***** Records for this task

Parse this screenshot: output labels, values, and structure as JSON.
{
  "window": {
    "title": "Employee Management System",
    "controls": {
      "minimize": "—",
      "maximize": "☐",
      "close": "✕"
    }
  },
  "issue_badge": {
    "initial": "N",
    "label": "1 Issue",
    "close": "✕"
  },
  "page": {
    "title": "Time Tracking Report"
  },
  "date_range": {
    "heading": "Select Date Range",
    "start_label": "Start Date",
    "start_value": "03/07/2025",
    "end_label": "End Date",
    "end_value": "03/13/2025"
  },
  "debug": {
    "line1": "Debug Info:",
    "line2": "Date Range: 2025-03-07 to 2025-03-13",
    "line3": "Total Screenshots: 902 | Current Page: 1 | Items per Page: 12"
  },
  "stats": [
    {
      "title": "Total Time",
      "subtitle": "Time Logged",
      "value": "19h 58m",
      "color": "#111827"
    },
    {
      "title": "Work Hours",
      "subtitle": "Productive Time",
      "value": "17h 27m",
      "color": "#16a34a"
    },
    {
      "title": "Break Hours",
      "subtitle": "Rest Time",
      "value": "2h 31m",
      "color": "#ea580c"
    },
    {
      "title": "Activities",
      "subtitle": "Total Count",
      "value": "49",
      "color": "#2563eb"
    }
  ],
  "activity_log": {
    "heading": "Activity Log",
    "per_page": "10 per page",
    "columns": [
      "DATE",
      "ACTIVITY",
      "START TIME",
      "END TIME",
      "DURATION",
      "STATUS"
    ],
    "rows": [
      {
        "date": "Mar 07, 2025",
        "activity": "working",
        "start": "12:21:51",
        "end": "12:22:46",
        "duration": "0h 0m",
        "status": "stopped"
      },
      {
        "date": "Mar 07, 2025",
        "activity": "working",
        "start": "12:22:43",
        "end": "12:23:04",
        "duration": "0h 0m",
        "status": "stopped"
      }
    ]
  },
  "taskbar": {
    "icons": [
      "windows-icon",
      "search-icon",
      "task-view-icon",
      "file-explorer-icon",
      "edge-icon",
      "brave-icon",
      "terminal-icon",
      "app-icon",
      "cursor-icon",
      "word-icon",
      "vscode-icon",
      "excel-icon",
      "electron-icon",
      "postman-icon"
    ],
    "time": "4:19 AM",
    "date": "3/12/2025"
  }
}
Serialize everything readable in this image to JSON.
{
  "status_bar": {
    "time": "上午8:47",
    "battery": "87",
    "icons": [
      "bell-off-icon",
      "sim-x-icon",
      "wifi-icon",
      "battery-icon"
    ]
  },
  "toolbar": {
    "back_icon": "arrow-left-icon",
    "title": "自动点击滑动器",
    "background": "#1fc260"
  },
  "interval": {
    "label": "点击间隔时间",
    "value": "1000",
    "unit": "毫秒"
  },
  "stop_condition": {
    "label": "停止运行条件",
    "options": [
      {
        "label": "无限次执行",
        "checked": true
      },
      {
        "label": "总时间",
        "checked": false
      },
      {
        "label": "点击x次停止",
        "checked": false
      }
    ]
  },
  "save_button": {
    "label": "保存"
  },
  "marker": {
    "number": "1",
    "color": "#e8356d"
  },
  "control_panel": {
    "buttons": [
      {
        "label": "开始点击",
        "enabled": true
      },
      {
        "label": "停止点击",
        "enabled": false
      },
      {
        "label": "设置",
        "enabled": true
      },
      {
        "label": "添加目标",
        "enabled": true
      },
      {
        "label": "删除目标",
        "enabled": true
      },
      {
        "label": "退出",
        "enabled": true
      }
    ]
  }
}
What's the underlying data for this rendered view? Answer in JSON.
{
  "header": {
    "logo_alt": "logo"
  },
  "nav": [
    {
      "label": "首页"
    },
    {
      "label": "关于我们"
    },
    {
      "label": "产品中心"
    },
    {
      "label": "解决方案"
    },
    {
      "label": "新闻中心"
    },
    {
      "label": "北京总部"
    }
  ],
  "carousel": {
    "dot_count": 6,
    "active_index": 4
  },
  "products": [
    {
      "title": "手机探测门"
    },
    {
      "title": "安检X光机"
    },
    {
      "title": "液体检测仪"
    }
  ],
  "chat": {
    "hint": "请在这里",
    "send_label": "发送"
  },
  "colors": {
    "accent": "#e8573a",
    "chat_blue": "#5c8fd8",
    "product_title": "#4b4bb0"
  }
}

**********

• _Work required_
Write out the records shown above, exactly as they appear.

• _Solved problem_
Parse this screenshot: output labels, values, and structure as JSON.
{
  "window": {
    "title": "Employee Management System",
    "controls": {
      "minimize": "—",
      "maximize": "☐",
      "close": "✕"
    }
  },
  "issue_badge": {
    "initial": "N",
    "label": "1 Issue",
    "close": "✕"
  },
  "page": {
    "title": "Time Tracking Report"
  },
  "date_range": {
    "heading": "Select Date Range",
    "start_label": "Start Date",
    "start_value": "03/07/2025",
    "end_label": "End Date",
    "end_value": "03/13/2025"
  },
  "debug": {
    "line1": "Debug Info:",
    "line2": "Date Range: 2025-03-07 to 2025-03-13",
    "line3": "Total Screenshots: 902 | Current Page: 1 | Items per Page: 12"
  },
  "stats": [
    {
      "title": "Total Time",
      "subtitle": "Time Logged",
      "value": "19h 58m",
      "color": "#111827"
    },
    {
      "title": "Work Hours",
      "subtitle": "Productive Time",
      "value": "17h 27m",
      "color": "#16a34a"
    },
    {
      "title": "Break Hours",
      "subtitle": "Rest Time",
      "value": "2h 31m",
      "color": "#ea580c"
    },
    {
      "title": "Activities",
      "subtitle": "Total Count",
      "value": "49",
      "color": "#2563eb"
    }
  ],
  "activity_log": {
    "heading": "Activity Log",
    "per_page": "10 per page",
    "columns": [
      "DATE",
      "ACTIVITY",
      "START TIME",
      "END TIME",
      "DURATION",
      "STATUS"
    ],
    "rows": [
      {
        "date": "Mar 07, 2025",
        "activity": "working",
        "start": "12:21:51",
        "end": "12:22:46",
        "duration": "0h 0m",
        "status": "stopped"
      },
      {
        "date": "Mar 07, 2025",
        "activity": "working",
        "start": "12:22:43",
        "end": "12:23:04",
        "duration": "0h 0m",
        "status": "stopped"
      }
    ]
  },
  "taskbar": {
    "icons": [
      "windows-icon",
      "search-icon",
      "task-view-icon",
      "file-explorer-icon",
      "edge-icon",
      "brave-icon",
      "terminal-icon",
      "app-icon",
      "cursor-icon",
      "word-icon",
      "vscode-icon",
      "excel-icon",
      "electron-icon",
      "postman-icon"
    ],
    "time": "4:19 AM",
    "date": "3/12/2025"
  }
}
Serialize everything readable in this image to JSON.
{
  "status_bar": {
    "time": "上午8:47",
    "battery": "87",
    "icons": [
      "bell-off-icon",
      "sim-x-icon",
      "wifi-icon",
      "battery-icon"
    ]
  },
  "toolbar": {
    "back_icon": "arrow-left-icon",
    "title": "自动点击滑动器",
    "background": "#1fc260"
  },
  "interval": {
    "label": "点击间隔时间",
    "value": "1000",
    "unit": "毫秒"
  },
  "stop_condition": {
    "label": "停止运行条件",
    "options": [
      {
        "label": "无限次执行",
        "checked": true
      },
      {
        "label": "总时间",
        "checked": false
      },
      {
        "label": "点击x次停止",
        "checked": false
      }
    ]
  },
  "save_button": {
    "label": "保存"
  },
  "marker": {
    "number": "1",
    "color": "#e8356d"
  },
  "control_panel": {
    "buttons": [
      {
        "label": "开始点击",
        "enabled": true
      },
      {
        "label": "停止点击",
        "enabled": false
      },
      {
        "label": "设置",
        "enabled": true
      },
      {
        "label": "添加目标",
        "enabled": true
      },
      {
        "label": "删除目标",
        "enabled": true
      },
      {
        "label": "退出",
        "enabled": true
      }
    ]
  }
}
What's the underlying data for this rendered view? Answer in JSON.
{
  "header": {
    "logo_alt": "logo"
  },
  "nav": [
    {
      "label": "首页"
    },
    {
      "label": "关于我们"
    },
    {
      "label": "产品中心"
    },
    {
      "label": "解决方案"
    },
    {
      "label": "新闻中心"
    },
    {
      "label": "北京总部"
    }
  ],
  "carousel": {
    "dot_count": 6,
    "active_index": 4
  },
  "products": [
    {
      "title": "手机探测门"
    },
    {
      "title": "安检X光机"
    },
    {
      "title": "液体检测仪"
    }
  ],
  "chat": {
    "hint": "请在这里",
    "send_label": "发送"
  },
  "colors": {
    "accent": "#e8573a",
    "chat_blue": "#5c8fd8",
    "product_title": "#4b4bb0"
  }
}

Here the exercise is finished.